* Records for the exercise:
## Start
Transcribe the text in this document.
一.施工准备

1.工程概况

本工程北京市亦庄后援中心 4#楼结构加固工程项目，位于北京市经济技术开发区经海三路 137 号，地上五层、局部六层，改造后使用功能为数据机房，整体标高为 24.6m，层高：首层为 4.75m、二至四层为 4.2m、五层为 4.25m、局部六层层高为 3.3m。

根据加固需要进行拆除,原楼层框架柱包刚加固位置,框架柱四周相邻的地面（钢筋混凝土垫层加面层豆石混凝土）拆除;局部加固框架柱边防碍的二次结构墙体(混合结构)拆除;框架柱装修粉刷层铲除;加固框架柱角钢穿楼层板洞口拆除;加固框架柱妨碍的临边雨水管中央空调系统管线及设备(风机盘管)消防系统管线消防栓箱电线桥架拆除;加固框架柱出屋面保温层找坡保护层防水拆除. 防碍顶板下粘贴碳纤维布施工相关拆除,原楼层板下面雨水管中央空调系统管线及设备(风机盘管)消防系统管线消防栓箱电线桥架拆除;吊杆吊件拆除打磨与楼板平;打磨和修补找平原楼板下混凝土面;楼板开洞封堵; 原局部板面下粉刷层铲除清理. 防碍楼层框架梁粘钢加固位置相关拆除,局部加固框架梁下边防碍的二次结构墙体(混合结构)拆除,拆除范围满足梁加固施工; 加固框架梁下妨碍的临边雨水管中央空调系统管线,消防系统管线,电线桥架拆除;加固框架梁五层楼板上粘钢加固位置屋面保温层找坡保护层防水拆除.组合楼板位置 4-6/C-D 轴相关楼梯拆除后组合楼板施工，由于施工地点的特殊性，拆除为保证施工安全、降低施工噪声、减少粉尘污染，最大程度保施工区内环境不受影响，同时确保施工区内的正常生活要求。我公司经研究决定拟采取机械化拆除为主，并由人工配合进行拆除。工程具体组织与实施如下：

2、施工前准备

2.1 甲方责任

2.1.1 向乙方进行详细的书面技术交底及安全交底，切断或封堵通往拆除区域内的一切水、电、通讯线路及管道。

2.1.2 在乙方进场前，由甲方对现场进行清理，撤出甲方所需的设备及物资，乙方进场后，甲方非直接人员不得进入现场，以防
## End
* Exercise prompt:
Repeat the whole listing exactly, keeping every line intact.

* Task output:
Transcribe the text in this document.
一.施工准备

1.工程概况

本工程北京市亦庄后援中心 4#楼结构加固工程项目，位于北京市经济技术开发区经海三路 137 号，地上五层、局部六层，改造后使用功能为数据机房，整体标高为 24.6m，层高：首层为 4.75m、二至四层为 4.2m、五层为 4.25m、局部六层层高为 3.3m。

根据加固需要进行拆除,原楼层框架柱包刚加固位置,框架柱四周相邻的地面（钢筋混凝土垫层加面层豆石混凝土）拆除;局部加固框架柱边防碍的二次结构墙体(混合结构)拆除;框架柱装修粉刷层铲除;加固框架柱角钢穿楼层板洞口拆除;加固框架柱妨碍的临边雨水管中央空调系统管线及设备(风机盘管)消防系统管线消防栓箱电线桥架拆除;加固框架柱出屋面保温层找坡保护层防水拆除. 防碍顶板下粘贴碳纤维布施工相关拆除,原楼层板下面雨水管中央空调系统管线及设备(风机盘管)消防系统管线消防栓箱电线桥架拆除;吊杆吊件拆除打磨与楼板平;打磨和修补找平原楼板下混凝土面;楼板开洞封堵; 原局部板面下粉刷层铲除清理. 防碍楼层框架梁粘钢加固位置相关拆除,局部加固框架梁下边防碍的二次结构墙体(混合结构)拆除,拆除范围满足梁加固施工; 加固框架梁下妨碍的临边雨水管中央空调系统管线,消防系统管线,电线桥架拆除;加固框架梁五层楼板上粘钢加固位置屋面保温层找坡保护层防水拆除.组合楼板位置 4-6/C-D 轴相关楼梯拆除后组合楼板施工，由于施工地点的特殊性，拆除为保证施工安全、降低施工噪声、减少粉尘污染，最大程度保施工区内环境不受影响，同时确保施工区内的正常生活要求。我公司经研究决定拟采取机械化拆除为主，并由人工配合进行拆除。工程具体组织与实施如下：

2、施工前准备

2.1 甲方责任

2.1.1 向乙方进行详细的书面技术交底及安全交底，切断或封堵通往拆除区域内的一切水、电、通讯线路及管道。

2.1.2 在乙方进场前，由甲方对现场进行清理，撤出甲方所需的设备及物资，乙方进场后，甲方非直接人员不得进入现场，以防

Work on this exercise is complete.